▸ **What to work on**: Filter the entries below, keeping every line that has the word "name".
— start —
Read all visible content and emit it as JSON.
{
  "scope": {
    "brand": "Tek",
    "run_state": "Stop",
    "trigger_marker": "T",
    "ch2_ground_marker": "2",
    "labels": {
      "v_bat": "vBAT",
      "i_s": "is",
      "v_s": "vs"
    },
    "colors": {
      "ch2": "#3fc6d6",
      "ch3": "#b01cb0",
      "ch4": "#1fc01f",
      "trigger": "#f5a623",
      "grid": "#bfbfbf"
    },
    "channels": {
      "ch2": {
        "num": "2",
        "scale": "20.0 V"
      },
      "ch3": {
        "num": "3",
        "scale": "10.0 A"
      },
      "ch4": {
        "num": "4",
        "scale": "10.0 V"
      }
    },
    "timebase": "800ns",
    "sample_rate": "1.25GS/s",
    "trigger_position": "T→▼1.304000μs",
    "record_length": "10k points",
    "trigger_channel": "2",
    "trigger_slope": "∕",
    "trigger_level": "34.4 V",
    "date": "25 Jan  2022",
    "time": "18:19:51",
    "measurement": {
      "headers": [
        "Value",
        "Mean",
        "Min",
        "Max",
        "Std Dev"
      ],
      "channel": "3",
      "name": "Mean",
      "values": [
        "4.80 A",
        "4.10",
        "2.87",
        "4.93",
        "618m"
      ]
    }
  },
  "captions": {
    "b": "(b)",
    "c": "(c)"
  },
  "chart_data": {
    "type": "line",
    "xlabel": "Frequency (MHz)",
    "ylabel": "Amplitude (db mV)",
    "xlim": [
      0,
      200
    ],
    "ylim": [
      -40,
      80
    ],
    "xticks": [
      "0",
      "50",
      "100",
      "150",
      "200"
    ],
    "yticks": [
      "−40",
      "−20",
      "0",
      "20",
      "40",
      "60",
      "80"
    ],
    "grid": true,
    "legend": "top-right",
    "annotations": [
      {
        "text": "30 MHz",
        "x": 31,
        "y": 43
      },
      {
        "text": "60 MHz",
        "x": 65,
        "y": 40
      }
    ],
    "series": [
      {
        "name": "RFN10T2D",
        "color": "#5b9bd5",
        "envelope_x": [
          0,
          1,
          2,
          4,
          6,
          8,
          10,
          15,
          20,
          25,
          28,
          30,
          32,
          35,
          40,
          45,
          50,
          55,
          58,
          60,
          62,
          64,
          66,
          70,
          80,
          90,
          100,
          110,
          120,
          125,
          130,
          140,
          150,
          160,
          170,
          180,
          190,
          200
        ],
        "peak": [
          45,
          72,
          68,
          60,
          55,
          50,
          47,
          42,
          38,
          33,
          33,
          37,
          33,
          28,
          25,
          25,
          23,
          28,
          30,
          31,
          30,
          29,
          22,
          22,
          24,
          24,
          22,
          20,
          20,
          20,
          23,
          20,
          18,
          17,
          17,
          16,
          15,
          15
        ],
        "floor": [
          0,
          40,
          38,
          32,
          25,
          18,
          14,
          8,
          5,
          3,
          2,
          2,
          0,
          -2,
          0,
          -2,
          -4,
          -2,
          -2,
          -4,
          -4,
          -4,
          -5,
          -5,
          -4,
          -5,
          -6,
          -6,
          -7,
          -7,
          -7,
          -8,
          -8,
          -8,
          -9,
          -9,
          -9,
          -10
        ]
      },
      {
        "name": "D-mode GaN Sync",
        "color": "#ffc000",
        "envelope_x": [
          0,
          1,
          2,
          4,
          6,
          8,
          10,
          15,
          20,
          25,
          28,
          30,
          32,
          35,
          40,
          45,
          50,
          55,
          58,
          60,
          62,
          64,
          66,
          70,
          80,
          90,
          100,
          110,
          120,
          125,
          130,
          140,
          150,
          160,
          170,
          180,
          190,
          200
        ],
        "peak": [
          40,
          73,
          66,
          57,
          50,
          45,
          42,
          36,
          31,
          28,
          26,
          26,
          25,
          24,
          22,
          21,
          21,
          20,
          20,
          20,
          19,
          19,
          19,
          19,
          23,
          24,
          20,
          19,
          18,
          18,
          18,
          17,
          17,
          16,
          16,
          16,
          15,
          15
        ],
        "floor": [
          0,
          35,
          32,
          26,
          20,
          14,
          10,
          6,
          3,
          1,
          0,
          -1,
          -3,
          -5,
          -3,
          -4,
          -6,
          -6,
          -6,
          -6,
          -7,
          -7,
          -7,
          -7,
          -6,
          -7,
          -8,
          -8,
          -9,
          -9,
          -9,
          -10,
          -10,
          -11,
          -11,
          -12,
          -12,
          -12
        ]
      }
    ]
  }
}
— end —
▸ **Final answer**:
      "name": "Mean",
        "name": "RFN10T2D",
        "name": "D-mode GaN Sync",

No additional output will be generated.